EXERCISE GOAL
What follows is a set of records; repeat all of them exactly.
## Begin DATASET RECORDS
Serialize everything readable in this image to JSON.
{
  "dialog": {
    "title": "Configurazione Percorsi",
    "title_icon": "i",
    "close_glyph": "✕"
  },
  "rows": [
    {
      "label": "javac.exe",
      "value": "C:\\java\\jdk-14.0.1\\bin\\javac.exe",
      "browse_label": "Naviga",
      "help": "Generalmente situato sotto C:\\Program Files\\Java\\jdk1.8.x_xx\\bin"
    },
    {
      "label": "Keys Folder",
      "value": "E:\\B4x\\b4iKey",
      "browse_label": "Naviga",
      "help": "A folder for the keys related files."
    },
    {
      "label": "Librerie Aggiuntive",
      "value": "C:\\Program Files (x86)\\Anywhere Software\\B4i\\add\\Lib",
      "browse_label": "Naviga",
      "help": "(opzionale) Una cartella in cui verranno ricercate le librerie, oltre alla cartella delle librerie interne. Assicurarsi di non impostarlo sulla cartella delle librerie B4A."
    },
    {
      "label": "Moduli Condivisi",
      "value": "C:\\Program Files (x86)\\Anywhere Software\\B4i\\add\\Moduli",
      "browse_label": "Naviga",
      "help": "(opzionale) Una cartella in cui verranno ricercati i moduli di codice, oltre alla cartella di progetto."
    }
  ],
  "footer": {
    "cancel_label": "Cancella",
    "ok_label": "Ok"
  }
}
## End DATASET RECORDS
SOLUTION TO THIS TASK
Serialize everything readable in this image to JSON.
{
  "dialog": {
    "title": "Configurazione Percorsi",
    "title_icon": "i",
    "close_glyph": "✕"
  },
  "rows": [
    {
      "label": "javac.exe",
      "value": "C:\\java\\jdk-14.0.1\\bin\\javac.exe",
      "browse_label": "Naviga",
      "help": "Generalmente situato sotto C:\\Program Files\\Java\\jdk1.8.x_xx\\bin"
    },
    {
      "label": "Keys Folder",
      "value": "E:\\B4x\\b4iKey",
      "browse_label": "Naviga",
      "help": "A folder for the keys related files."
    },
    {
      "label": "Librerie Aggiuntive",
      "value": "C:\\Program Files (x86)\\Anywhere Software\\B4i\\add\\Lib",
      "browse_label": "Naviga",
      "help": "(opzionale) Una cartella in cui verranno ricercate le librerie, oltre alla cartella delle librerie interne. Assicurarsi di non impostarlo sulla cartella delle librerie B4A."
    },
    {
      "label": "Moduli Condivisi",
      "value": "C:\\Program Files (x86)\\Anywhere Software\\B4i\\add\\Moduli",
      "browse_label": "Naviga",
      "help": "(opzionale) Una cartella in cui verranno ricercati i moduli di codice, oltre alla cartella di progetto."
    }
  ],
  "footer": {
    "cancel_label": "Cancella",
    "ok_label": "Ok"
  }
}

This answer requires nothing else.